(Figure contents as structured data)
######

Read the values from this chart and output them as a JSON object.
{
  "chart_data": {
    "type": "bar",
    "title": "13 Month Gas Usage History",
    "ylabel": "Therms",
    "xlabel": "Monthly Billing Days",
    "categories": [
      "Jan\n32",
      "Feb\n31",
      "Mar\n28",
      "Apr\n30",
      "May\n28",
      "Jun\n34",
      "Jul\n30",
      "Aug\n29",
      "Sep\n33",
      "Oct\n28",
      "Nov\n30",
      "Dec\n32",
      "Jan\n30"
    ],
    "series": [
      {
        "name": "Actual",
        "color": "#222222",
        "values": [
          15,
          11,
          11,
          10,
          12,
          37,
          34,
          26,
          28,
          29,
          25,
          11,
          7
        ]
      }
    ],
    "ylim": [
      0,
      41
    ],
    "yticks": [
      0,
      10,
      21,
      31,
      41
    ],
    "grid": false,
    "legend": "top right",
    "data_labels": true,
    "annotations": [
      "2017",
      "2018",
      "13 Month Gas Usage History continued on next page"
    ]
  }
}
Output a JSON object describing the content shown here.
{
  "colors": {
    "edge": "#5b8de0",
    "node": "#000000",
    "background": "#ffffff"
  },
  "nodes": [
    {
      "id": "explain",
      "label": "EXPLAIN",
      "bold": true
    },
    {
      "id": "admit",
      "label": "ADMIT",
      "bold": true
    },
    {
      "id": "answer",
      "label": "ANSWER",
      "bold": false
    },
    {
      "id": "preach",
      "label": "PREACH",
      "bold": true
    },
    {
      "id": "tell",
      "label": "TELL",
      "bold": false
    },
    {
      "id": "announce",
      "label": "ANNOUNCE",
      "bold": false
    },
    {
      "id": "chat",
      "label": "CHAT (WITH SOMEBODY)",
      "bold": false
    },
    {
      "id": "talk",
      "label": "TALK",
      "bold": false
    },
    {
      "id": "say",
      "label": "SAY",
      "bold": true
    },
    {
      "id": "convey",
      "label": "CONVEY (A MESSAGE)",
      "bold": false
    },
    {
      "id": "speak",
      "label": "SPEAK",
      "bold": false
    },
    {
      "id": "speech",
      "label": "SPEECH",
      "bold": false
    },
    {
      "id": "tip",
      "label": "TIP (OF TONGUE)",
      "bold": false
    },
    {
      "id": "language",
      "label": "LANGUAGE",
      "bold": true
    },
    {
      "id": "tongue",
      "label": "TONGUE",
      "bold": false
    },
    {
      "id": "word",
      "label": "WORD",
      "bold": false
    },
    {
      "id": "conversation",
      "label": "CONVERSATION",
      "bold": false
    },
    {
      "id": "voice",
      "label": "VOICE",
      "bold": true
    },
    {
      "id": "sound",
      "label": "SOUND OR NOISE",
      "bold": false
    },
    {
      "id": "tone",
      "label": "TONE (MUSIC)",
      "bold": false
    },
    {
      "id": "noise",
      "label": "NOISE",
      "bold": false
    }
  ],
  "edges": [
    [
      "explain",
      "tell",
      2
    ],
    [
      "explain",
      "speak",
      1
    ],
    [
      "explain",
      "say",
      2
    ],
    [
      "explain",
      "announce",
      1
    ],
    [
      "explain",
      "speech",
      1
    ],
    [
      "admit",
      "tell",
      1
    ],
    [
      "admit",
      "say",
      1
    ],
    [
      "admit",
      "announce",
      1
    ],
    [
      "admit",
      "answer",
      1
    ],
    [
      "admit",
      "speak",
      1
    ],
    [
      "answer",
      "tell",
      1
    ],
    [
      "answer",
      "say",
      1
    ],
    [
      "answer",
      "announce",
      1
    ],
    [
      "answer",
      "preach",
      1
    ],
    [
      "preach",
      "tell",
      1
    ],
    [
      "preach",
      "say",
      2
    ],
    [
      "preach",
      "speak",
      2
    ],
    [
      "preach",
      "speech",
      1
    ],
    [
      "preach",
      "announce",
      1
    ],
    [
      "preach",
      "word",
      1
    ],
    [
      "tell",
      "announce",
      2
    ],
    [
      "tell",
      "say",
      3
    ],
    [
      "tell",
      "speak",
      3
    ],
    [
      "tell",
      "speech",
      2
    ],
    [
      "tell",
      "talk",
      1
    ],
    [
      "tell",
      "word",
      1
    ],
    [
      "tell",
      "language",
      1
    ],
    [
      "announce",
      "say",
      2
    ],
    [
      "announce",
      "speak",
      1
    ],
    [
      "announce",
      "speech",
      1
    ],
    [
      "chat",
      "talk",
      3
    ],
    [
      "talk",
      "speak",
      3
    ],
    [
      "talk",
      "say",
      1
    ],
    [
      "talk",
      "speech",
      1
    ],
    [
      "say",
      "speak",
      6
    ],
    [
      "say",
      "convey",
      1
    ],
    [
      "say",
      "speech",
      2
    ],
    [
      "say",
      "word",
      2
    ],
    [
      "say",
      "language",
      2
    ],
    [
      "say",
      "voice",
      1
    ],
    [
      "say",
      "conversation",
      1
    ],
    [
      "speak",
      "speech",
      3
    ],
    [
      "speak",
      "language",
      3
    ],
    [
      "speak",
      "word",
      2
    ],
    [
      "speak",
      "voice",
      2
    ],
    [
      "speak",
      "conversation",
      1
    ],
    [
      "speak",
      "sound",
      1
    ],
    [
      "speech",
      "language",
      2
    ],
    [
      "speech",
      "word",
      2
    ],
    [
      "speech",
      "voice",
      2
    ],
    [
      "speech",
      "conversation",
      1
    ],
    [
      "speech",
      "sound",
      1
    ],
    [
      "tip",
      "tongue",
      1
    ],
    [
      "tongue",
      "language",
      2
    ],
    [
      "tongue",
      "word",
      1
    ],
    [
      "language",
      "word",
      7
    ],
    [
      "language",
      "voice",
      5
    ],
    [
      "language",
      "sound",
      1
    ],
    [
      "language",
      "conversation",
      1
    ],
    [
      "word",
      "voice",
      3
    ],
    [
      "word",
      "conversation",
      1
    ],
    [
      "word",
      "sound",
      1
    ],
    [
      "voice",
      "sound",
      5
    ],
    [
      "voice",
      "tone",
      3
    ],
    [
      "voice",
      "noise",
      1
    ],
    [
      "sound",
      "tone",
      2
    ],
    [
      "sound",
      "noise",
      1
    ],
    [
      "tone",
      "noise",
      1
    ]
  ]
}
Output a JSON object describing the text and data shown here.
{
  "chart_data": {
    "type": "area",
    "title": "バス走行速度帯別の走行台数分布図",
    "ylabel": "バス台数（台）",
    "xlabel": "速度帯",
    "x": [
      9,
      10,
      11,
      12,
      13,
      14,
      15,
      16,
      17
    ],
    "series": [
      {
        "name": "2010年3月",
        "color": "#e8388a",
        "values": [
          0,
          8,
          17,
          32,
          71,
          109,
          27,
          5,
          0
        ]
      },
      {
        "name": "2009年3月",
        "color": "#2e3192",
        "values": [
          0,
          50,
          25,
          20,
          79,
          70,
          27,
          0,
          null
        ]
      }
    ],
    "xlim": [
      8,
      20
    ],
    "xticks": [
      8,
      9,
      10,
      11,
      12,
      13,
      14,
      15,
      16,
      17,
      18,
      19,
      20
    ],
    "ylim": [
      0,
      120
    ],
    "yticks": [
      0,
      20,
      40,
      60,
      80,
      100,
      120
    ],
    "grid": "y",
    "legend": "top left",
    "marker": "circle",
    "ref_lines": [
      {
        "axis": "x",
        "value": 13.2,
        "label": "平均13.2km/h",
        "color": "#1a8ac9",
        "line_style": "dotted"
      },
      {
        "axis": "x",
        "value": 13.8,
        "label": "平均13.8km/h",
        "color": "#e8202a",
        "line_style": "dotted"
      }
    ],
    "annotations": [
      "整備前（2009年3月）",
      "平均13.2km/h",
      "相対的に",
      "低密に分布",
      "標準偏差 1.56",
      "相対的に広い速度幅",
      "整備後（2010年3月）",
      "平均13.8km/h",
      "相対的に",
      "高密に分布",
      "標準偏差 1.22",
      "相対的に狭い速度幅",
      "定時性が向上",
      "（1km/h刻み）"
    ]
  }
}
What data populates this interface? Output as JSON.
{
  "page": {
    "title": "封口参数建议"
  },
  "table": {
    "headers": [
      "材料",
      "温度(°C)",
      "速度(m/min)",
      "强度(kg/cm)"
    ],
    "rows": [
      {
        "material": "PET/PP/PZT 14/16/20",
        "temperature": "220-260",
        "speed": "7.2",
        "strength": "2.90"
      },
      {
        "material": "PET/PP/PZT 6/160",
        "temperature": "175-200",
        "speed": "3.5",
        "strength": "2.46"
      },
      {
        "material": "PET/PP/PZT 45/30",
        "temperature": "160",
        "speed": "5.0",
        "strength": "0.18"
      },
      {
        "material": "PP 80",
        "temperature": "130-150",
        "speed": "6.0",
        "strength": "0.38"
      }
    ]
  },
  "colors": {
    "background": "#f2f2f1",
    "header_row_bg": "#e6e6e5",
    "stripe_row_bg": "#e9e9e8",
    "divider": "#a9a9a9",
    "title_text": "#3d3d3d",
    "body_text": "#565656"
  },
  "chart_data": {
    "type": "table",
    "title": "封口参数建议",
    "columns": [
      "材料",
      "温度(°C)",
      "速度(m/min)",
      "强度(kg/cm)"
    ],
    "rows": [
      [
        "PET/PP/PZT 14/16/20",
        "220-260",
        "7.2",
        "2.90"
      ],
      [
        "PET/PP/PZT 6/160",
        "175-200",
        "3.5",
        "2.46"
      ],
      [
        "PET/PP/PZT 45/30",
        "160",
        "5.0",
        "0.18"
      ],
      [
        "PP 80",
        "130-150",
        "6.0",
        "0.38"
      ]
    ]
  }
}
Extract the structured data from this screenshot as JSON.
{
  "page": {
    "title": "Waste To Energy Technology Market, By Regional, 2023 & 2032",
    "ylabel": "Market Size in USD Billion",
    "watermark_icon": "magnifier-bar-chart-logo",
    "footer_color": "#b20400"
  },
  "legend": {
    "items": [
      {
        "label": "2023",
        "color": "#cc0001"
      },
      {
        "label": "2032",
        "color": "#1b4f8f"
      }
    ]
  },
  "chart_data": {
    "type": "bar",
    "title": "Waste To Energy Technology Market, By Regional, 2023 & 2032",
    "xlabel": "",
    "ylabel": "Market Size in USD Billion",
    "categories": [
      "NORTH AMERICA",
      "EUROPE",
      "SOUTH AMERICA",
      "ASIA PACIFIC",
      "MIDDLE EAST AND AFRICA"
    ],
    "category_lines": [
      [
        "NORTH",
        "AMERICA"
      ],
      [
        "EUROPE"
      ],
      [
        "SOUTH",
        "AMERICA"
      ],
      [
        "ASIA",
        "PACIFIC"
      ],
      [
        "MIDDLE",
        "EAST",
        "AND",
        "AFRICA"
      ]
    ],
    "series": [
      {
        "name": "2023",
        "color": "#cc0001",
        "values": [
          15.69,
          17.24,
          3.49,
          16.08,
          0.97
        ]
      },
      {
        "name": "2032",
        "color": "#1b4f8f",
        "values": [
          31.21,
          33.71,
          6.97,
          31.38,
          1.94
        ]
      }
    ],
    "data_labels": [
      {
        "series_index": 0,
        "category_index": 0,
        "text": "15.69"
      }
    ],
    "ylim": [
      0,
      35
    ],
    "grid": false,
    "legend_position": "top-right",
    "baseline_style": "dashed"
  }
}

######

Set exercise:
Gather every line containing the word "shown" and copy it.

Right answer:
Output a JSON object describing the content shown here.
Output a JSON object describing the text and data shown here.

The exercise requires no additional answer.